### Consignes:
a) D'après l'entretien, de quelle manière la violence au Maroc doit-elle être traitée ?
b) Recopiez mot pour mot les entrées, en commençant à la ligne qui contient « right-arg-2c[interactable]: 补充说明： — » et en vous arrêtant après celle qui contient « center-node[interactable]: 奇特案件、经典案例：法院随意撤销仲裁裁决怎 — ».

### Texte source:
Entretien avec Mounia Belafia

FDM : 35 % des marocains battraient leurs femmes, qu'en pensez-vous ? Mounia Belafia : Je pense que le chiffre annoncé par ce rapport est bien en dessous de la réalité car notre société n'a pas appris aux femmes à raconter leur vie et à révéler les violences, commises par leur mari ou un autre membre de leur famille, qui ont lieu chez elles. Ces chiffres ne sont donc révélateurs que des quelques cas que l'on découvre et dont les victimes consentent à faire le récit. A mon sens, le terme même de violence doit être redéfinit afin que puissent y être incluses ses multiples formes, rencontrées au quotidien par les femmes, que ce soit chez elles, dans la rue ou au travail. De nombreuses femmes n'accordent pas d'importance aux formes d'agressions verbales dont el

Cette violence masculine à l’encontre des femmes peut-elle trouver ses origines dans notre culture populaire ?

La violence n’est pas unidimensionnelle et elle n’est pas employée uniquement entre hommes et femmes. Les femmes font également preuve de violence entre elles. Il ne s’agit donc pas de mettre l’homme d’un côté et la femme de l’autre car on ne parle pas ici d’un rapport de force, d’une lutte pour le pouvoir. Là n’est pas le problème. La violence au Maroc doit être traitée de manière globale : entre hommes, entre femmes, et entre hommes et femmes.

### Extrait d'un fichier de données:
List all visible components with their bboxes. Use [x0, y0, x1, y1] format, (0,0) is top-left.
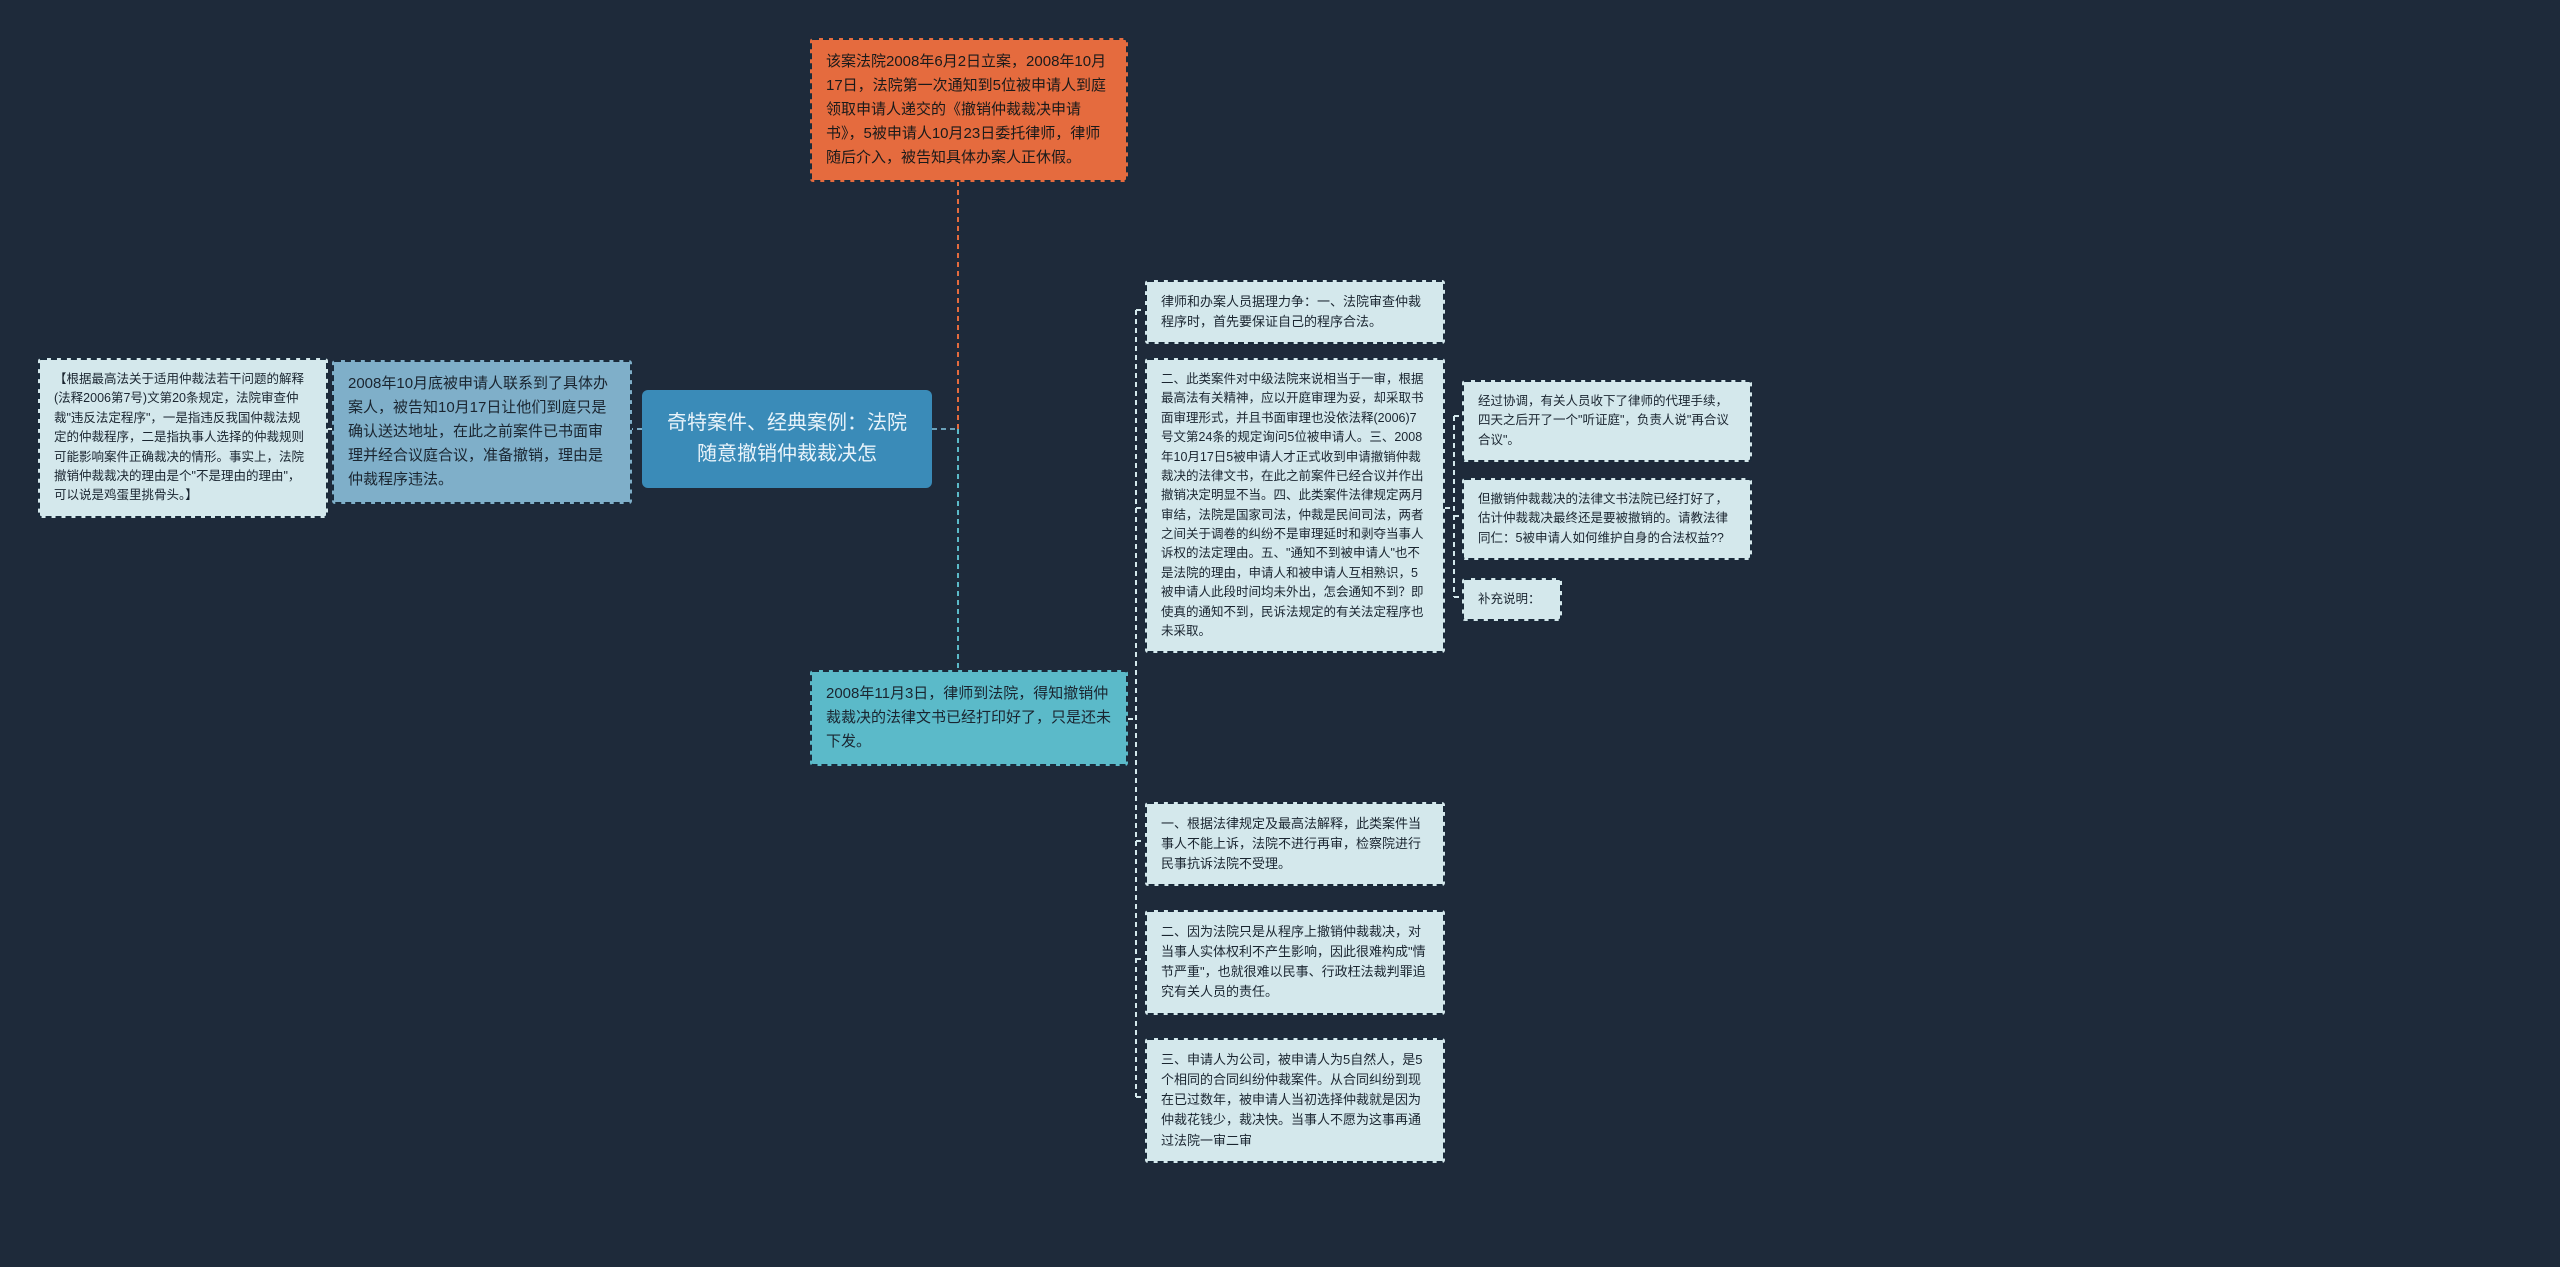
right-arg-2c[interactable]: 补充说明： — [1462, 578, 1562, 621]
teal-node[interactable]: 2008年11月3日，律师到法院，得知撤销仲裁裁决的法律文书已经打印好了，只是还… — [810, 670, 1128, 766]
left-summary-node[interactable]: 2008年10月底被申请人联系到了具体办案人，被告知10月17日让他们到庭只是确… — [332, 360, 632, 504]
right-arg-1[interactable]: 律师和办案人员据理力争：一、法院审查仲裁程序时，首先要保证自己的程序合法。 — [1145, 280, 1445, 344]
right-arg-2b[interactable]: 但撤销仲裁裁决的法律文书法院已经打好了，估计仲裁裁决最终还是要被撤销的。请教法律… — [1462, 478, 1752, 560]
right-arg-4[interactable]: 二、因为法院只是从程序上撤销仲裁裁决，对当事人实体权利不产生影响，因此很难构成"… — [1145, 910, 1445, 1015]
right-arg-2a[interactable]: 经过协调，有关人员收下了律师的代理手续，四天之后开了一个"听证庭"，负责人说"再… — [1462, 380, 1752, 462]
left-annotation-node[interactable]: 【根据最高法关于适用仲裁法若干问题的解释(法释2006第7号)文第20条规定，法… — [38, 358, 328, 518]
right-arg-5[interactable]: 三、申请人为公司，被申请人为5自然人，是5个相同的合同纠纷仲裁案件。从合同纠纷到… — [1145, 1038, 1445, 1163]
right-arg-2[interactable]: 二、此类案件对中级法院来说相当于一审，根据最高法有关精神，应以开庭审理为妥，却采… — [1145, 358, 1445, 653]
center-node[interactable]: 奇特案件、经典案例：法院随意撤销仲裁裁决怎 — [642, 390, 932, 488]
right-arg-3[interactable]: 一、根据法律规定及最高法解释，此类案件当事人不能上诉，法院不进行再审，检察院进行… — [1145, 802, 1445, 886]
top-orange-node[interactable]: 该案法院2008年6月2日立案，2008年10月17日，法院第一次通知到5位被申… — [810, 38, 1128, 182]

==

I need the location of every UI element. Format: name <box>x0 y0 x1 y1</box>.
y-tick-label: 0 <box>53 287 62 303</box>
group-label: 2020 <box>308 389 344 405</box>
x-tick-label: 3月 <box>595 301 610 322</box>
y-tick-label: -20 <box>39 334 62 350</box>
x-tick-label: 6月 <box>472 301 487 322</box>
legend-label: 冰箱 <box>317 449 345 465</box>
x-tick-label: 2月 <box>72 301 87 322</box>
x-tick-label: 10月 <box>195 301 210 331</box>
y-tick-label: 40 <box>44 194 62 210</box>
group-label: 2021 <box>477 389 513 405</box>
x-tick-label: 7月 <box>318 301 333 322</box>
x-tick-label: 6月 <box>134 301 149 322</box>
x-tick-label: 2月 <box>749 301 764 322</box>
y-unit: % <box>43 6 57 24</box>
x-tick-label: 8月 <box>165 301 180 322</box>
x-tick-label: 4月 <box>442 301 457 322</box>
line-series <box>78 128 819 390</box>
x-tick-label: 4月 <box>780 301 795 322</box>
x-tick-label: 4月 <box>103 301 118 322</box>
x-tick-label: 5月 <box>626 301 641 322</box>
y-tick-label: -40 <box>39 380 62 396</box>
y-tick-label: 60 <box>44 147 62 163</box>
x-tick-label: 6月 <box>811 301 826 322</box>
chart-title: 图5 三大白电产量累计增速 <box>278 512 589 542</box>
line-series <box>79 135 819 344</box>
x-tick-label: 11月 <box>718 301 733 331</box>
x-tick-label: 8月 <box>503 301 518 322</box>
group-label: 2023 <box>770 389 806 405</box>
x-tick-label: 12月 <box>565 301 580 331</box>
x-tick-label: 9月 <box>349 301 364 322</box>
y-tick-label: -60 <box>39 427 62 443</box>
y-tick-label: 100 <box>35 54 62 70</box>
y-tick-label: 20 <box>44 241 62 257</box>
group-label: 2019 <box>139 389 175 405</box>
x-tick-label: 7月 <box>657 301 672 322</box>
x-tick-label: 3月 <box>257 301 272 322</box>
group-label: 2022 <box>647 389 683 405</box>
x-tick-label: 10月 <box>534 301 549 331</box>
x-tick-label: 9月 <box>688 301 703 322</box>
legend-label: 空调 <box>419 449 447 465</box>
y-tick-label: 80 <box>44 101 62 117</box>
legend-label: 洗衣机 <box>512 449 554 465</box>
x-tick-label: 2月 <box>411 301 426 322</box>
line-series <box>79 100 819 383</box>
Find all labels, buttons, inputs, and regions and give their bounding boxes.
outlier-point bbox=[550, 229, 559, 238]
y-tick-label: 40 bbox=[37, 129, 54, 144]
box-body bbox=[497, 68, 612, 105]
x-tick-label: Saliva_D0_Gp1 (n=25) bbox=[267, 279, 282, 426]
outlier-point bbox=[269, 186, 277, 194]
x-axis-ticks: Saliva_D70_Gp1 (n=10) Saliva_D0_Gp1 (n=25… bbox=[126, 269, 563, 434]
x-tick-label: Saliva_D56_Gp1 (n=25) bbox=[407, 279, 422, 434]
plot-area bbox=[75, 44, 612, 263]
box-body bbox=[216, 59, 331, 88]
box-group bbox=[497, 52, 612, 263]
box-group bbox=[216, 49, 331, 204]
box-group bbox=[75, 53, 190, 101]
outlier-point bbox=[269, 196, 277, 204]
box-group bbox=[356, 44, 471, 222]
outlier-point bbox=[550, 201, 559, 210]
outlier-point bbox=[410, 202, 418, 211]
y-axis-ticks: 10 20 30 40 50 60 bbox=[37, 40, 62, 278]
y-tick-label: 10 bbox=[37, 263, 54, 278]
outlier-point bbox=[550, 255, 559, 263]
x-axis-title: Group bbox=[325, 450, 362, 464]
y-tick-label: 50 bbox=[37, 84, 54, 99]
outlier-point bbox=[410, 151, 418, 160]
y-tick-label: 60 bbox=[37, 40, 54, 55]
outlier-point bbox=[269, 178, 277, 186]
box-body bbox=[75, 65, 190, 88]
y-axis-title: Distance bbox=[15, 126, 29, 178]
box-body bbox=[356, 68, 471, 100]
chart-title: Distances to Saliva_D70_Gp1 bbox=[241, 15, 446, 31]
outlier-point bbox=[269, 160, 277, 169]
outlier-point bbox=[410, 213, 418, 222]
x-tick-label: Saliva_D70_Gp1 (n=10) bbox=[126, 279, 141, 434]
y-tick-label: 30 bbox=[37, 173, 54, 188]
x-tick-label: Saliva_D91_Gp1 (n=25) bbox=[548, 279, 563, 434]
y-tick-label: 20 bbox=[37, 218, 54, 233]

### Réponses par consigne:
a) De manière globale : entre hommes, entre femmes, et entre hommes et femmes.

b)
right-arg-2c[interactable]: 补充说明： — [1462, 578, 1562, 621]
teal-node[interactable]: 2008年11月3日，律师到法院，得知撤销仲裁裁决的法律文书已经打印好了，只是还… — [810, 670, 1128, 766]
left-summary-node[interactable]: 2008年10月底被申请人联系到了具体办案人，被告知10月17日让他们到庭只是确… — [332, 360, 632, 504]
right-arg-1[interactable]: 律师和办案人员据理力争：一、法院审查仲裁程序时，首先要保证自己的程序合法。 — [1145, 280, 1445, 344]
right-arg-2b[interactable]: 但撤销仲裁裁决的法律文书法院已经打好了，估计仲裁裁决最终还是要被撤销的。请教法律… — [1462, 478, 1752, 560]
right-arg-4[interactable]: 二、因为法院只是从程序上撤销仲裁裁决，对当事人实体权利不产生影响，因此很难构成"… — [1145, 910, 1445, 1015]
right-arg-2a[interactable]: 经过协调，有关人员收下了律师的代理手续，四天之后开了一个"听证庭"，负责人说"再… — [1462, 380, 1752, 462]
left-annotation-node[interactable]: 【根据最高法关于适用仲裁法若干问题的解释(法释2006第7号)文第20条规定，法… — [38, 358, 328, 518]
right-arg-5[interactable]: 三、申请人为公司，被申请人为5自然人，是5个相同的合同纠纷仲裁案件。从合同纠纷到… — [1145, 1038, 1445, 1163]
right-arg-2[interactable]: 二、此类案件对中级法院来说相当于一审，根据最高法有关精神，应以开庭审理为妥，却采… — [1145, 358, 1445, 653]
center-node[interactable]: 奇特案件、经典案例：法院随意撤销仲裁裁决怎 — [642, 390, 932, 488]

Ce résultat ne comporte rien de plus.